[Collected data entries]
##############################

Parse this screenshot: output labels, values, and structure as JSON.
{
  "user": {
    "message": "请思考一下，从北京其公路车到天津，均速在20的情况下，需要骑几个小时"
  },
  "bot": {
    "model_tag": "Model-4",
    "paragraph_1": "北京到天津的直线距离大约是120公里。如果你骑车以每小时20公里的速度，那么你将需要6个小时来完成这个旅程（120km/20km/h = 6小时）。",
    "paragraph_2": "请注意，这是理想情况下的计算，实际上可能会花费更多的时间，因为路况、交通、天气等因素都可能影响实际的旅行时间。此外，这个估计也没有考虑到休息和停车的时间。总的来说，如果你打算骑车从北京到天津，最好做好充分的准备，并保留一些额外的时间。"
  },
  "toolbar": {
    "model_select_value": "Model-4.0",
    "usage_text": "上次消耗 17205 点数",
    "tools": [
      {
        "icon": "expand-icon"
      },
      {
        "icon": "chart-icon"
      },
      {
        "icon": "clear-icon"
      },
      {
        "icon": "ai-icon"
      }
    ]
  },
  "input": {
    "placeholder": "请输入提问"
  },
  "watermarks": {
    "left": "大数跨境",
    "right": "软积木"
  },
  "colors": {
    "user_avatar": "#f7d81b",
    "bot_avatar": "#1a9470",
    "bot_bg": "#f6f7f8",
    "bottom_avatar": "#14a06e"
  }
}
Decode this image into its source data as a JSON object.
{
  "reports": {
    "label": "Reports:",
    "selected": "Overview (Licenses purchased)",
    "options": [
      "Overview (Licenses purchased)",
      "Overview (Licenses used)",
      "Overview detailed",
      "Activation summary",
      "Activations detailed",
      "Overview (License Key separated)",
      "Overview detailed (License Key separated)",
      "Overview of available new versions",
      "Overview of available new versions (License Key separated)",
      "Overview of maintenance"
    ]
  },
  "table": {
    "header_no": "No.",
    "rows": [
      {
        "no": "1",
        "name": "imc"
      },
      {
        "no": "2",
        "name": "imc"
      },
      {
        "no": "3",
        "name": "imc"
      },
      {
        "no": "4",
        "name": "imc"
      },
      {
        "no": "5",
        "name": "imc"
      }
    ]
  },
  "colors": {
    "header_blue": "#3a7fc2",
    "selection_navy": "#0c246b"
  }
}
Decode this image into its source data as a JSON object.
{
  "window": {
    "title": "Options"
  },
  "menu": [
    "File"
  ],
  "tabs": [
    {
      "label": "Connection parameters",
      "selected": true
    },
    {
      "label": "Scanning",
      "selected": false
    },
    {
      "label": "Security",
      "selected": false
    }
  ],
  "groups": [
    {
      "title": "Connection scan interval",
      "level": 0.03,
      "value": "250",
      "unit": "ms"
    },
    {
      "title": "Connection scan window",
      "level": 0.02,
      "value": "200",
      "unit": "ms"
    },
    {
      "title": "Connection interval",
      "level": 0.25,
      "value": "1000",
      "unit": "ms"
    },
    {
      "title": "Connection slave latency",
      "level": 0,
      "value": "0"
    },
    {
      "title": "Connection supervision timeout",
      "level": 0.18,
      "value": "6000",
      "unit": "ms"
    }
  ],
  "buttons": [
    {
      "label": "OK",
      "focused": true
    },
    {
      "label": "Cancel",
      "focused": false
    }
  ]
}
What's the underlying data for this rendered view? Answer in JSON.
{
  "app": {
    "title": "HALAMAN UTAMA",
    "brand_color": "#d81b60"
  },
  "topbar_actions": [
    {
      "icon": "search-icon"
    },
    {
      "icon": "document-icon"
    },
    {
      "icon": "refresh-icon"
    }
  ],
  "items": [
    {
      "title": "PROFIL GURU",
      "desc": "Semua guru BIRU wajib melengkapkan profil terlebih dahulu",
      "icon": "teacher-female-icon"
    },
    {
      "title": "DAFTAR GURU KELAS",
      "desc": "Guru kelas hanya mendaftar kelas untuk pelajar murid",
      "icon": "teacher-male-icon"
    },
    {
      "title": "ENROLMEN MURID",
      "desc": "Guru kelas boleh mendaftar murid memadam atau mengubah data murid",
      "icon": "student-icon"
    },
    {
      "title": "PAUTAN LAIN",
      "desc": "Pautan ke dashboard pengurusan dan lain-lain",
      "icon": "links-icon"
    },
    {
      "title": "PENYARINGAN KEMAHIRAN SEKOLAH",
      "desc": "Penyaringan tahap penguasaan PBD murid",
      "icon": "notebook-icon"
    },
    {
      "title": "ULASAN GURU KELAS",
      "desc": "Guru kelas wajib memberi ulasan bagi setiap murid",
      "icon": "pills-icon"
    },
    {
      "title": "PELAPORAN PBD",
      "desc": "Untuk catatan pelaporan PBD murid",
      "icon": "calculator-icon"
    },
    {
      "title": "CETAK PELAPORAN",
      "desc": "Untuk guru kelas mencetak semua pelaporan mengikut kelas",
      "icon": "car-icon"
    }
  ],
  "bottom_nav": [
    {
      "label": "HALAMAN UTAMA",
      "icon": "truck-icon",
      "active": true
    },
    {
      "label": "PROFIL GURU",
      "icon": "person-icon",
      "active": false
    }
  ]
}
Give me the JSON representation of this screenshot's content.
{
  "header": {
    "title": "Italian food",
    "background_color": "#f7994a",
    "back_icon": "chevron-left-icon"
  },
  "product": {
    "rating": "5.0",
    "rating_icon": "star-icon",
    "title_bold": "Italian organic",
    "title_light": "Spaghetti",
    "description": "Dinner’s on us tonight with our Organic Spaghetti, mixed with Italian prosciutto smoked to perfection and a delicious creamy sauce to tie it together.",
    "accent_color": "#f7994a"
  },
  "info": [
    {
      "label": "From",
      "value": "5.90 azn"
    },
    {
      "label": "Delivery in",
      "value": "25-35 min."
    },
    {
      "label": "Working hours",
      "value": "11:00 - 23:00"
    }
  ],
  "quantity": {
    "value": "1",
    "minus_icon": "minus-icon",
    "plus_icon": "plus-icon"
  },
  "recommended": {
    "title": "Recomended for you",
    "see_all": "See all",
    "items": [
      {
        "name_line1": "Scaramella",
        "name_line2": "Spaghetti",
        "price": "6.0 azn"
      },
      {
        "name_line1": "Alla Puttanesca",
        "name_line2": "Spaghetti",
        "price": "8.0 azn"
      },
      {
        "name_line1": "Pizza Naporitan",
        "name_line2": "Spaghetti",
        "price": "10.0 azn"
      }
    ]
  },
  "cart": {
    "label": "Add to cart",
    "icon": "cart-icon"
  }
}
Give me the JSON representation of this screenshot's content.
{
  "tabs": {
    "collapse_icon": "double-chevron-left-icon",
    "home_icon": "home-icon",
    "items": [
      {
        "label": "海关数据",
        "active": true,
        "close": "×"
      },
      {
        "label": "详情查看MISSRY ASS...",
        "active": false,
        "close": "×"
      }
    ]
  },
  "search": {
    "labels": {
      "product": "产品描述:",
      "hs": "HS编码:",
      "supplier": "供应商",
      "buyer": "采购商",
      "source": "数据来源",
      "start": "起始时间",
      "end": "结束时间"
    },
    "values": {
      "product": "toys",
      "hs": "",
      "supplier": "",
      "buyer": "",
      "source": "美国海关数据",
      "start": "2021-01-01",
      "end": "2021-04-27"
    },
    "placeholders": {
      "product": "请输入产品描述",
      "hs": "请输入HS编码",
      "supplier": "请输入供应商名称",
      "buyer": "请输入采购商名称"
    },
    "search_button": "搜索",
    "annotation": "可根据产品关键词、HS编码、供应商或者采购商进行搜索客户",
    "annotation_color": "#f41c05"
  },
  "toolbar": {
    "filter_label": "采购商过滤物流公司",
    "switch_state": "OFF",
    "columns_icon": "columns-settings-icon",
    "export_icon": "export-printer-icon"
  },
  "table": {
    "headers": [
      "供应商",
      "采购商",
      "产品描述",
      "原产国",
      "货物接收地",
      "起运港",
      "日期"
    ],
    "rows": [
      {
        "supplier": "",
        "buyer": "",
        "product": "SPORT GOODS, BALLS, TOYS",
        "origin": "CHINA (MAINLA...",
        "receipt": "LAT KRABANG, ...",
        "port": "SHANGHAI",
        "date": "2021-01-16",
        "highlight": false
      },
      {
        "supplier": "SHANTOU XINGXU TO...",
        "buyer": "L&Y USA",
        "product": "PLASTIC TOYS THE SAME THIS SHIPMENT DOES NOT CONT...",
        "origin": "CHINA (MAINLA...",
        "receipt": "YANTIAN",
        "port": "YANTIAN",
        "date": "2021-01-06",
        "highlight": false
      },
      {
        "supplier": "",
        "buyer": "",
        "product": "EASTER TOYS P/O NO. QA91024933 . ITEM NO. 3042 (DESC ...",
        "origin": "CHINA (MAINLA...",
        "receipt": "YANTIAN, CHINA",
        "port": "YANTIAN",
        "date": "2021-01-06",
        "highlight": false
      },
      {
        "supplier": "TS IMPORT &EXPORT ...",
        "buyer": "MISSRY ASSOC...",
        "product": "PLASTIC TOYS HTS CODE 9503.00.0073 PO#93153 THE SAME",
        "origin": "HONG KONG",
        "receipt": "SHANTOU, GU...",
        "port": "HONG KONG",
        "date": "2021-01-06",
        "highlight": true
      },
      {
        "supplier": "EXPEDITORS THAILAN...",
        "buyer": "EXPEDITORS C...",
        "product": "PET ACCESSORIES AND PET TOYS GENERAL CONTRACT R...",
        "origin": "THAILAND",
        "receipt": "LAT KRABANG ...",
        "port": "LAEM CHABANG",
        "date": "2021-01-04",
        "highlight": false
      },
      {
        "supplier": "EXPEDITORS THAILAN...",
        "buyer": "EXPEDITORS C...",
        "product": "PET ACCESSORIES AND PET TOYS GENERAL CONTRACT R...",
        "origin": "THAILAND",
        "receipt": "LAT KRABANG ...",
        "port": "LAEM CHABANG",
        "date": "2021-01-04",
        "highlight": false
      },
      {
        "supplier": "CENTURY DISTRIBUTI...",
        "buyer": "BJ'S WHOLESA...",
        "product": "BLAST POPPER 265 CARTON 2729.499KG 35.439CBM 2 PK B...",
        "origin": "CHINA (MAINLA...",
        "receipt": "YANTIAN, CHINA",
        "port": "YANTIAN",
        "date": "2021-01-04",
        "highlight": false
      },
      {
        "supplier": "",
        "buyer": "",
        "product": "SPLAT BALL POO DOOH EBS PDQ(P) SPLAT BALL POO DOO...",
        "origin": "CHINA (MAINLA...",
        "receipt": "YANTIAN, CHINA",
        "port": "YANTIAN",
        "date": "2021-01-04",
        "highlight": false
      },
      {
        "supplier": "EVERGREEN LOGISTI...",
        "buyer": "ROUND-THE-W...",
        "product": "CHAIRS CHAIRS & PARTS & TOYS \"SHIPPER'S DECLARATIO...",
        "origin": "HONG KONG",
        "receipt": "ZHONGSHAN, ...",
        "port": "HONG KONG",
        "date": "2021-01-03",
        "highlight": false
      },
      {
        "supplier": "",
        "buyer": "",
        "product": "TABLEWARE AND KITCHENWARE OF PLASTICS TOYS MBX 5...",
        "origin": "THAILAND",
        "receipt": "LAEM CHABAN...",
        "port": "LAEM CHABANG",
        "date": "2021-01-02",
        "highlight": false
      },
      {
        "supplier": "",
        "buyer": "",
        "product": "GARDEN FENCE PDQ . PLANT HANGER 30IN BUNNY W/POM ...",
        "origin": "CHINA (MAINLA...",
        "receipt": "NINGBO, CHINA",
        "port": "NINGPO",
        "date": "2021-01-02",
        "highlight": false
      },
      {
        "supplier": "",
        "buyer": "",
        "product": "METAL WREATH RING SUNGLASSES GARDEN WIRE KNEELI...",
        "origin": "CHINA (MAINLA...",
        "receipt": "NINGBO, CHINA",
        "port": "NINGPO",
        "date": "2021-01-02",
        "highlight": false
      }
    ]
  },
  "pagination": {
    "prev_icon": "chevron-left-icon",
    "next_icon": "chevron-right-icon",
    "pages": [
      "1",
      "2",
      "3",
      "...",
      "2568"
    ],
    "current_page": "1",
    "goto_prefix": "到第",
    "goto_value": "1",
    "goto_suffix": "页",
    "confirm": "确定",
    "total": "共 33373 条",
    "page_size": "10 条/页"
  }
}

##############################

STATED EXERCISE: Check all the records above and select each line where the string "right" is found.

CORRECT RESPONSE:
    "right": "软积木"
    "next_icon": "chevron-right-icon",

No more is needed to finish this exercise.